## Given problem
Copy out each line that includes the word "name".

The records start

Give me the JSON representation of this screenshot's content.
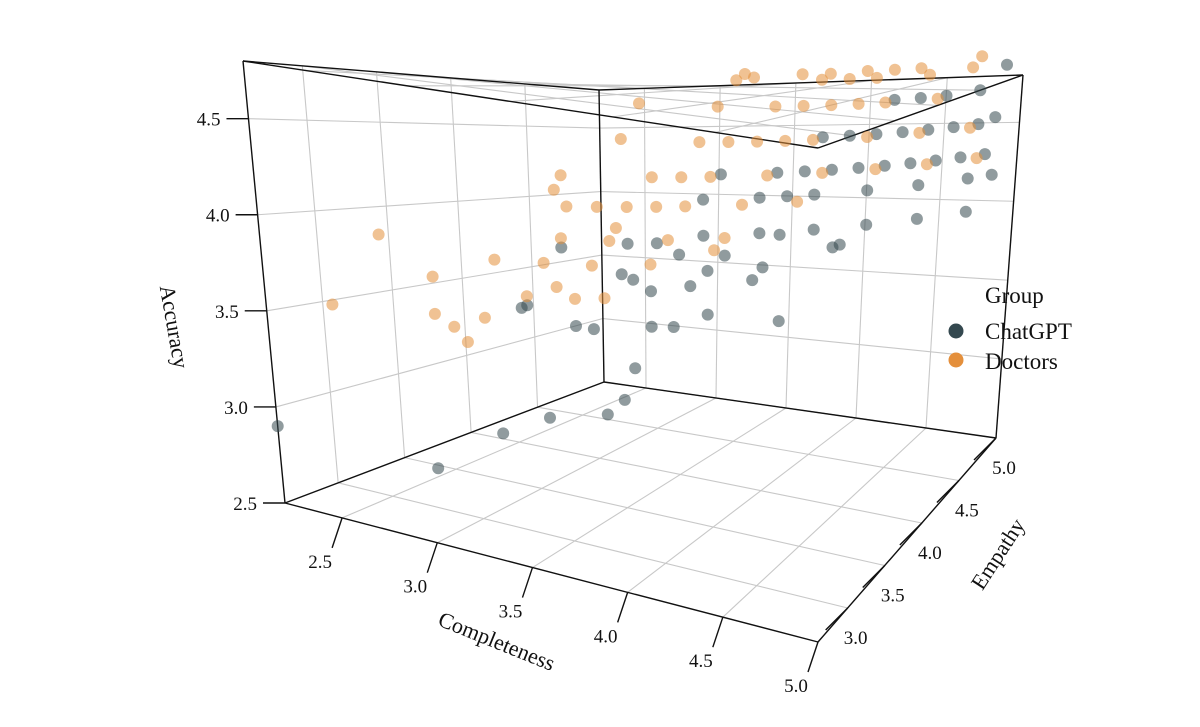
{
  "chart_data": {
    "type": "scatter",
    "dimensions": 3,
    "title": "",
    "xlabel": "Completeness",
    "ylabel": "Empathy",
    "zlabel": "Accuracy",
    "xlim": [
      2.2,
      5.0
    ],
    "ylim": [
      2.6,
      5.0
    ],
    "zlim": [
      2.5,
      4.8
    ],
    "x_ticks": [
      "2.5",
      "3.0",
      "3.5",
      "4.0",
      "4.5",
      "5.0"
    ],
    "y_ticks": [
      "3.0",
      "3.5",
      "4.0",
      "4.5",
      "5.0"
    ],
    "z_ticks": [
      "2.5",
      "3.0",
      "3.5",
      "4.0",
      "4.5"
    ],
    "grid": true,
    "point_opacity": 0.55,
    "legend": {
      "title": "Group",
      "placement": "right",
      "entries": [
        {
          "name": "ChatGPT",
          "color": "#34484f"
        },
        {
          "name": "Doctors",
          "color": "#e48f3b"
        }
      ]
    },
    "series": [
      {
        "name": "ChatGPT",
        "color": "#34484f",
        "points": [
          [
            2.2,
            2.6,
            2.9
          ],
          [
            2.9,
            2.8,
            2.8
          ],
          [
            3.0,
            3.2,
            2.9
          ],
          [
            3.2,
            3.3,
            3.0
          ],
          [
            3.5,
            3.5,
            3.1
          ],
          [
            3.4,
            3.5,
            3.0
          ],
          [
            3.6,
            3.8,
            3.45
          ],
          [
            3.5,
            3.6,
            3.25
          ],
          [
            3.0,
            3.4,
            3.55
          ],
          [
            3.1,
            3.3,
            3.6
          ],
          [
            3.3,
            3.4,
            3.5
          ],
          [
            3.4,
            3.4,
            3.5
          ],
          [
            3.6,
            3.6,
            3.5
          ],
          [
            3.8,
            3.8,
            3.55
          ],
          [
            4.1,
            4.0,
            3.5
          ],
          [
            3.3,
            3.3,
            3.95
          ],
          [
            3.5,
            3.6,
            3.75
          ],
          [
            3.6,
            3.6,
            3.7
          ],
          [
            3.7,
            3.8,
            3.7
          ],
          [
            3.8,
            3.8,
            3.8
          ],
          [
            4.0,
            4.0,
            3.8
          ],
          [
            3.5,
            3.5,
            3.8
          ],
          [
            3.7,
            3.7,
            3.9
          ],
          [
            3.9,
            3.8,
            3.9
          ],
          [
            4.1,
            4.0,
            4.0
          ],
          [
            4.3,
            4.2,
            3.9
          ],
          [
            4.0,
            3.9,
            3.75
          ],
          [
            3.6,
            3.4,
            4.0
          ],
          [
            3.7,
            3.5,
            4.0
          ],
          [
            3.9,
            3.6,
            4.05
          ],
          [
            4.1,
            3.8,
            4.05
          ],
          [
            4.3,
            4.0,
            4.05
          ],
          [
            4.5,
            4.2,
            4.05
          ],
          [
            4.7,
            4.4,
            4.05
          ],
          [
            4.9,
            4.6,
            4.05
          ],
          [
            4.4,
            4.1,
            3.95
          ],
          [
            3.9,
            3.6,
            4.25
          ],
          [
            4.1,
            3.8,
            4.25
          ],
          [
            4.3,
            4.0,
            4.25
          ],
          [
            4.5,
            4.2,
            4.25
          ],
          [
            4.7,
            4.4,
            4.25
          ],
          [
            4.9,
            4.6,
            4.25
          ],
          [
            5.0,
            4.7,
            4.25
          ],
          [
            4.2,
            3.9,
            4.25
          ],
          [
            4.0,
            3.6,
            4.4
          ],
          [
            4.2,
            3.8,
            4.4
          ],
          [
            4.4,
            4.0,
            4.4
          ],
          [
            4.6,
            4.2,
            4.4
          ],
          [
            4.8,
            4.4,
            4.4
          ],
          [
            5.0,
            4.6,
            4.4
          ],
          [
            4.3,
            3.9,
            4.4
          ],
          [
            4.5,
            4.1,
            4.4
          ],
          [
            4.7,
            4.3,
            4.4
          ],
          [
            4.9,
            4.5,
            4.4
          ],
          [
            4.4,
            3.9,
            4.6
          ],
          [
            4.6,
            4.1,
            4.6
          ],
          [
            4.8,
            4.3,
            4.6
          ],
          [
            5.0,
            4.5,
            4.6
          ],
          [
            4.5,
            4.0,
            4.6
          ],
          [
            4.7,
            4.2,
            4.6
          ],
          [
            4.9,
            4.4,
            4.6
          ],
          [
            5.0,
            4.7,
            4.6
          ],
          [
            4.7,
            4.1,
            4.8
          ],
          [
            4.9,
            4.3,
            4.8
          ],
          [
            5.0,
            4.5,
            4.8
          ],
          [
            4.8,
            4.2,
            4.8
          ],
          [
            5.0,
            4.8,
            4.9
          ]
        ]
      },
      {
        "name": "Doctors",
        "color": "#e48f3b",
        "points": [
          [
            2.4,
            2.8,
            3.55
          ],
          [
            2.8,
            3.0,
            3.75
          ],
          [
            2.9,
            3.1,
            3.4
          ],
          [
            2.6,
            2.9,
            3.95
          ],
          [
            2.8,
            3.0,
            3.55
          ],
          [
            2.9,
            3.0,
            3.5
          ],
          [
            3.0,
            3.1,
            3.55
          ],
          [
            3.1,
            3.3,
            3.65
          ],
          [
            3.2,
            3.4,
            3.7
          ],
          [
            3.3,
            3.4,
            3.65
          ],
          [
            3.4,
            3.5,
            3.65
          ],
          [
            3.0,
            3.2,
            3.85
          ],
          [
            3.2,
            3.3,
            3.85
          ],
          [
            3.4,
            3.4,
            3.85
          ],
          [
            3.6,
            3.6,
            3.85
          ],
          [
            3.3,
            3.3,
            4.0
          ],
          [
            3.5,
            3.4,
            4.0
          ],
          [
            3.7,
            3.6,
            4.0
          ],
          [
            3.9,
            3.8,
            4.0
          ],
          [
            3.4,
            3.2,
            4.2
          ],
          [
            3.6,
            3.4,
            4.2
          ],
          [
            3.8,
            3.6,
            4.2
          ],
          [
            4.0,
            3.8,
            4.2
          ],
          [
            4.2,
            4.0,
            4.2
          ],
          [
            3.5,
            3.3,
            4.2
          ],
          [
            3.7,
            3.5,
            4.2
          ],
          [
            3.4,
            3.1,
            4.3
          ],
          [
            3.5,
            3.0,
            4.4
          ],
          [
            3.8,
            3.3,
            4.4
          ],
          [
            4.0,
            3.5,
            4.4
          ],
          [
            4.2,
            3.7,
            4.4
          ],
          [
            4.4,
            3.9,
            4.4
          ],
          [
            4.6,
            4.1,
            4.4
          ],
          [
            4.8,
            4.3,
            4.4
          ],
          [
            5.0,
            4.5,
            4.4
          ],
          [
            3.9,
            3.4,
            4.4
          ],
          [
            3.7,
            3.2,
            4.6
          ],
          [
            4.0,
            3.4,
            4.6
          ],
          [
            4.2,
            3.6,
            4.6
          ],
          [
            4.4,
            3.8,
            4.6
          ],
          [
            4.6,
            4.0,
            4.6
          ],
          [
            4.8,
            4.2,
            4.6
          ],
          [
            5.0,
            4.4,
            4.6
          ],
          [
            4.1,
            3.5,
            4.6
          ],
          [
            4.3,
            3.7,
            4.6
          ],
          [
            3.8,
            3.2,
            4.8
          ],
          [
            4.1,
            3.4,
            4.8
          ],
          [
            4.3,
            3.6,
            4.8
          ],
          [
            4.5,
            3.8,
            4.8
          ],
          [
            4.7,
            4.0,
            4.8
          ],
          [
            4.9,
            4.2,
            4.8
          ],
          [
            4.4,
            3.7,
            4.8
          ],
          [
            4.6,
            3.9,
            4.8
          ],
          [
            4.2,
            3.4,
            4.95
          ],
          [
            4.5,
            3.7,
            4.95
          ],
          [
            4.7,
            3.9,
            4.95
          ],
          [
            4.9,
            4.1,
            4.95
          ],
          [
            4.6,
            3.8,
            4.95
          ],
          [
            5.0,
            4.4,
            4.95
          ],
          [
            4.3,
            3.3,
            5.0
          ],
          [
            4.5,
            3.5,
            5.0
          ],
          [
            4.7,
            3.8,
            5.0
          ],
          [
            4.9,
            4.0,
            5.0
          ],
          [
            5.0,
            4.5,
            5.0
          ],
          [
            4.8,
            3.9,
            5.0
          ],
          [
            4.4,
            3.2,
            5.0
          ],
          [
            4.6,
            3.6,
            5.0
          ],
          [
            3.9,
            3.7,
            3.95
          ],
          [
            3.6,
            3.3,
            4.1
          ]
        ]
      }
    ]
  }
}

The records end

## Response to the exercise
          "name": "ChatGPT",
          "name": "Doctors",
        "name": "ChatGPT",
        "name": "Doctors",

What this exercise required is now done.